#### Instructions to follow
Can you output the records below exactly as they are written?
>> begin Given records
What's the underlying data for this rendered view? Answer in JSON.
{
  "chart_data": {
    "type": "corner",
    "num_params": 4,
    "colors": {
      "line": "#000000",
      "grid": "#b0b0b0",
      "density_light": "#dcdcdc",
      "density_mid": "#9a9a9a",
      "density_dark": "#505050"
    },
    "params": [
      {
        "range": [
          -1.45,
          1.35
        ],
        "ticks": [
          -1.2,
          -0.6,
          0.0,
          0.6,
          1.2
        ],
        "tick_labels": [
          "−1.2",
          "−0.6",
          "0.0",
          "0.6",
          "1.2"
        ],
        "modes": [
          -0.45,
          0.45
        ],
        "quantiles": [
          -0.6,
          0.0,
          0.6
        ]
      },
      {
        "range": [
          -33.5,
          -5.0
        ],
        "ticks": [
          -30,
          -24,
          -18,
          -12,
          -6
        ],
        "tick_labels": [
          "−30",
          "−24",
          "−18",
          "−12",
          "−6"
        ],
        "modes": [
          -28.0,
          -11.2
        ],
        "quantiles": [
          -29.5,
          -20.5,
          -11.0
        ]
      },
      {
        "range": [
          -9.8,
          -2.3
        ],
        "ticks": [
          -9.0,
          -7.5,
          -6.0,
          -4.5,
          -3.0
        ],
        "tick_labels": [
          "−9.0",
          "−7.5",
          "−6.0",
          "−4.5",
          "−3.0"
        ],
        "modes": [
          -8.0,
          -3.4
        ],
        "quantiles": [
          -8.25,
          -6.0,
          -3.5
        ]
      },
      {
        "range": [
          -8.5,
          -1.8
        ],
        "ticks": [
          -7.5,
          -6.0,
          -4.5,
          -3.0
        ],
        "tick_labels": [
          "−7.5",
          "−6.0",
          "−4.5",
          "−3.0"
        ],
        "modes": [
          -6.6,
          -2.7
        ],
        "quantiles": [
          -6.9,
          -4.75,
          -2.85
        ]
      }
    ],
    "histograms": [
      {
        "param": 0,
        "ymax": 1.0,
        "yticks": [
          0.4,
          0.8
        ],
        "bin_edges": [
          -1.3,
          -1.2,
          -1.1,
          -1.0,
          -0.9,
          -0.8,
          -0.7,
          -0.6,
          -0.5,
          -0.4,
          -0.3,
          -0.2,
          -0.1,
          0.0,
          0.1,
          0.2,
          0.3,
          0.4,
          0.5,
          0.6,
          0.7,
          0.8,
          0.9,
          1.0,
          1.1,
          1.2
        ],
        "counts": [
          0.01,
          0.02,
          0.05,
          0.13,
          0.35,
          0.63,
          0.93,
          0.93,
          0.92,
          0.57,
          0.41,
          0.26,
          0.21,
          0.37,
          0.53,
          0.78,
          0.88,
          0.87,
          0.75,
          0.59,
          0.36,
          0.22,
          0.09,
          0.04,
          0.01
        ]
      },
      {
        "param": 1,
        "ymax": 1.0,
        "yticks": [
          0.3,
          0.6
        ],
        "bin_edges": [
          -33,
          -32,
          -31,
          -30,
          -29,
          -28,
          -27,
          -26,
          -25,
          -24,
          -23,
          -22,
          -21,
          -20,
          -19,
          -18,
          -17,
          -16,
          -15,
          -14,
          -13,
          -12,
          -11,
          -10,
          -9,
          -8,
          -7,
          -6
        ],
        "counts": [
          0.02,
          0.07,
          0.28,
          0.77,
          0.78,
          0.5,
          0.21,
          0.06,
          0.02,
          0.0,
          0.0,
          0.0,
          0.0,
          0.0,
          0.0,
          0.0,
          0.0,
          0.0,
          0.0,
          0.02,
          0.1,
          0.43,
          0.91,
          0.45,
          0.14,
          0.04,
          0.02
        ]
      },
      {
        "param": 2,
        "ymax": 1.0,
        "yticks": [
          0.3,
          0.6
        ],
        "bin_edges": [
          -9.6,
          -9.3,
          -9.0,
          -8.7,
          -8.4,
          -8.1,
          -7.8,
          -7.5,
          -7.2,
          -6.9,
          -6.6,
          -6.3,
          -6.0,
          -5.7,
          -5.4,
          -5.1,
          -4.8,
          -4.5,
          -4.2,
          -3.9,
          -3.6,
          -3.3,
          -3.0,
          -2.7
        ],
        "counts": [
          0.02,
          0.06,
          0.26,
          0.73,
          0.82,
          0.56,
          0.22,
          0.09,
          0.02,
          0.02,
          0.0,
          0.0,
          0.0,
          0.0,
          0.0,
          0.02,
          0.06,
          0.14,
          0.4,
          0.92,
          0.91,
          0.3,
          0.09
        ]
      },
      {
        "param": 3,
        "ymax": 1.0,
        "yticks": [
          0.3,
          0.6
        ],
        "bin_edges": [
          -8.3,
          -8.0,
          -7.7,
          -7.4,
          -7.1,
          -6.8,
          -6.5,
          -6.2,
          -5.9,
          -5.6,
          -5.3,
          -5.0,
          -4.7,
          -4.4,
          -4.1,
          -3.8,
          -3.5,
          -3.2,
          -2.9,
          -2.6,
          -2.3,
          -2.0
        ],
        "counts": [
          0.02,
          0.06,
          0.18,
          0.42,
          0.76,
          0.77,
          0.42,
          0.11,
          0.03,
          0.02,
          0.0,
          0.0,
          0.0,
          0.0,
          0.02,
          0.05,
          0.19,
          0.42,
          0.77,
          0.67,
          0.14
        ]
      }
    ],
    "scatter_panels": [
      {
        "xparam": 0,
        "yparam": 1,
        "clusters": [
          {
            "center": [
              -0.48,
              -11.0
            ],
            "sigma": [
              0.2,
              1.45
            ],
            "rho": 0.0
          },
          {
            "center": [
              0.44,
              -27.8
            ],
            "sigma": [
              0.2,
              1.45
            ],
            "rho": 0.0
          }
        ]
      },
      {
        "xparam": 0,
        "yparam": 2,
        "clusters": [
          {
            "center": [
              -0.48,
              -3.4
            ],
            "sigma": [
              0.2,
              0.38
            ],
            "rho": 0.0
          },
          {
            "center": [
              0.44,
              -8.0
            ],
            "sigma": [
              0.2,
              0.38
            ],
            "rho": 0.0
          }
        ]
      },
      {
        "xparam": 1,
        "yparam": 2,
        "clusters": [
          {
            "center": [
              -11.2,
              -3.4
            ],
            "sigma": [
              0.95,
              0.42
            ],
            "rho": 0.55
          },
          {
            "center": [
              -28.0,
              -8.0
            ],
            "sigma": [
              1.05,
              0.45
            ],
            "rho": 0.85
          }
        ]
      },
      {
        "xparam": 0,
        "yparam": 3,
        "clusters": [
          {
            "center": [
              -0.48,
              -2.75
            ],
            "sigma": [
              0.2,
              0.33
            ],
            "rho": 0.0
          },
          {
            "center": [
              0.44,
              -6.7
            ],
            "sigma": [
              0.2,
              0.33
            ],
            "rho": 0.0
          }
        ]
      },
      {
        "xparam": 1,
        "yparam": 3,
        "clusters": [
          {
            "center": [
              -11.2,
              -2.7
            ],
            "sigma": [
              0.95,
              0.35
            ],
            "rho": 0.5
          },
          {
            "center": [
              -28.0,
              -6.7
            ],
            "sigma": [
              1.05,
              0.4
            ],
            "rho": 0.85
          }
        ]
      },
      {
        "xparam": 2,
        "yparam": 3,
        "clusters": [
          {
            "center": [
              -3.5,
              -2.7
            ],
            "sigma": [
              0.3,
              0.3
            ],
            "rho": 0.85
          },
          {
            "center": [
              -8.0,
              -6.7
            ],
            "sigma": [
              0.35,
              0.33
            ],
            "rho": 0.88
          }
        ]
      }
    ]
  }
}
>> end Given records
#### Exercise response
What's the underlying data for this rendered view? Answer in JSON.
{
  "chart_data": {
    "type": "corner",
    "num_params": 4,
    "colors": {
      "line": "#000000",
      "grid": "#b0b0b0",
      "density_light": "#dcdcdc",
      "density_mid": "#9a9a9a",
      "density_dark": "#505050"
    },
    "params": [
      {
        "range": [
          -1.45,
          1.35
        ],
        "ticks": [
          -1.2,
          -0.6,
          0.0,
          0.6,
          1.2
        ],
        "tick_labels": [
          "−1.2",
          "−0.6",
          "0.0",
          "0.6",
          "1.2"
        ],
        "modes": [
          -0.45,
          0.45
        ],
        "quantiles": [
          -0.6,
          0.0,
          0.6
        ]
      },
      {
        "range": [
          -33.5,
          -5.0
        ],
        "ticks": [
          -30,
          -24,
          -18,
          -12,
          -6
        ],
        "tick_labels": [
          "−30",
          "−24",
          "−18",
          "−12",
          "−6"
        ],
        "modes": [
          -28.0,
          -11.2
        ],
        "quantiles": [
          -29.5,
          -20.5,
          -11.0
        ]
      },
      {
        "range": [
          -9.8,
          -2.3
        ],
        "ticks": [
          -9.0,
          -7.5,
          -6.0,
          -4.5,
          -3.0
        ],
        "tick_labels": [
          "−9.0",
          "−7.5",
          "−6.0",
          "−4.5",
          "−3.0"
        ],
        "modes": [
          -8.0,
          -3.4
        ],
        "quantiles": [
          -8.25,
          -6.0,
          -3.5
        ]
      },
      {
        "range": [
          -8.5,
          -1.8
        ],
        "ticks": [
          -7.5,
          -6.0,
          -4.5,
          -3.0
        ],
        "tick_labels": [
          "−7.5",
          "−6.0",
          "−4.5",
          "−3.0"
        ],
        "modes": [
          -6.6,
          -2.7
        ],
        "quantiles": [
          -6.9,
          -4.75,
          -2.85
        ]
      }
    ],
    "histograms": [
      {
        "param": 0,
        "ymax": 1.0,
        "yticks": [
          0.4,
          0.8
        ],
        "bin_edges": [
          -1.3,
          -1.2,
          -1.1,
          -1.0,
          -0.9,
          -0.8,
          -0.7,
          -0.6,
          -0.5,
          -0.4,
          -0.3,
          -0.2,
          -0.1,
          0.0,
          0.1,
          0.2,
          0.3,
          0.4,
          0.5,
          0.6,
          0.7,
          0.8,
          0.9,
          1.0,
          1.1,
          1.2
        ],
        "counts": [
          0.01,
          0.02,
          0.05,
          0.13,
          0.35,
          0.63,
          0.93,
          0.93,
          0.92,
          0.57,
          0.41,
          0.26,
          0.21,
          0.37,
          0.53,
          0.78,
          0.88,
          0.87,
          0.75,
          0.59,
          0.36,
          0.22,
          0.09,
          0.04,
          0.01
        ]
      },
      {
        "param": 1,
        "ymax": 1.0,
        "yticks": [
          0.3,
          0.6
        ],
        "bin_edges": [
          -33,
          -32,
          -31,
          -30,
          -29,
          -28,
          -27,
          -26,
          -25,
          -24,
          -23,
          -22,
          -21,
          -20,
          -19,
          -18,
          -17,
          -16,
          -15,
          -14,
          -13,
          -12,
          -11,
          -10,
          -9,
          -8,
          -7,
          -6
        ],
        "counts": [
          0.02,
          0.07,
          0.28,
          0.77,
          0.78,
          0.5,
          0.21,
          0.06,
          0.02,
          0.0,
          0.0,
          0.0,
          0.0,
          0.0,
          0.0,
          0.0,
          0.0,
          0.0,
          0.0,
          0.02,
          0.1,
          0.43,
          0.91,
          0.45,
          0.14,
          0.04,
          0.02
        ]
      },
      {
        "param": 2,
        "ymax": 1.0,
        "yticks": [
          0.3,
          0.6
        ],
        "bin_edges": [
          -9.6,
          -9.3,
          -9.0,
          -8.7,
          -8.4,
          -8.1,
          -7.8,
          -7.5,
          -7.2,
          -6.9,
          -6.6,
          -6.3,
          -6.0,
          -5.7,
          -5.4,
          -5.1,
          -4.8,
          -4.5,
          -4.2,
          -3.9,
          -3.6,
          -3.3,
          -3.0,
          -2.7
        ],
        "counts": [
          0.02,
          0.06,
          0.26,
          0.73,
          0.82,
          0.56,
          0.22,
          0.09,
          0.02,
          0.02,
          0.0,
          0.0,
          0.0,
          0.0,
          0.0,
          0.02,
          0.06,
          0.14,
          0.4,
          0.92,
          0.91,
          0.3,
          0.09
        ]
      },
      {
        "param": 3,
        "ymax": 1.0,
        "yticks": [
          0.3,
          0.6
        ],
        "bin_edges": [
          -8.3,
          -8.0,
          -7.7,
          -7.4,
          -7.1,
          -6.8,
          -6.5,
          -6.2,
          -5.9,
          -5.6,
          -5.3,
          -5.0,
          -4.7,
          -4.4,
          -4.1,
          -3.8,
          -3.5,
          -3.2,
          -2.9,
          -2.6,
          -2.3,
          -2.0
        ],
        "counts": [
          0.02,
          0.06,
          0.18,
          0.42,
          0.76,
          0.77,
          0.42,
          0.11,
          0.03,
          0.02,
          0.0,
          0.0,
          0.0,
          0.0,
          0.02,
          0.05,
          0.19,
          0.42,
          0.77,
          0.67,
          0.14
        ]
      }
    ],
    "scatter_panels": [
      {
        "xparam": 0,
        "yparam": 1,
        "clusters": [
          {
            "center": [
              -0.48,
              -11.0
            ],
            "sigma": [
              0.2,
              1.45
            ],
            "rho": 0.0
          },
          {
            "center": [
              0.44,
              -27.8
            ],
            "sigma": [
              0.2,
              1.45
            ],
            "rho": 0.0
          }
        ]
      },
      {
        "xparam": 0,
        "yparam": 2,
        "clusters": [
          {
            "center": [
              -0.48,
              -3.4
            ],
            "sigma": [
              0.2,
              0.38
            ],
            "rho": 0.0
          },
          {
            "center": [
              0.44,
              -8.0
            ],
            "sigma": [
              0.2,
              0.38
            ],
            "rho": 0.0
          }
        ]
      },
      {
        "xparam": 1,
        "yparam": 2,
        "clusters": [
          {
            "center": [
              -11.2,
              -3.4
            ],
            "sigma": [
              0.95,
              0.42
            ],
            "rho": 0.55
          },
          {
            "center": [
              -28.0,
              -8.0
            ],
            "sigma": [
              1.05,
              0.45
            ],
            "rho": 0.85
          }
        ]
      },
      {
        "xparam": 0,
        "yparam": 3,
        "clusters": [
          {
            "center": [
              -0.48,
              -2.75
            ],
            "sigma": [
              0.2,
              0.33
            ],
            "rho": 0.0
          },
          {
            "center": [
              0.44,
              -6.7
            ],
            "sigma": [
              0.2,
              0.33
            ],
            "rho": 0.0
          }
        ]
      },
      {
        "xparam": 1,
        "yparam": 3,
        "clusters": [
          {
            "center": [
              -11.2,
              -2.7
            ],
            "sigma": [
              0.95,
              0.35
            ],
            "rho": 0.5
          },
          {
            "center": [
              -28.0,
              -6.7
            ],
            "sigma": [
              1.05,
              0.4
            ],
            "rho": 0.85
          }
        ]
      },
      {
        "xparam": 2,
        "yparam": 3,
        "clusters": [
          {
            "center": [
              -3.5,
              -2.7
            ],
            "sigma": [
              0.3,
              0.3
            ],
            "rho": 0.85
          },
          {
            "center": [
              -8.0,
              -6.7
            ],
            "sigma": [
              0.35,
              0.33
            ],
            "rho": 0.88
          }
        ]
      }
    ]
  }
}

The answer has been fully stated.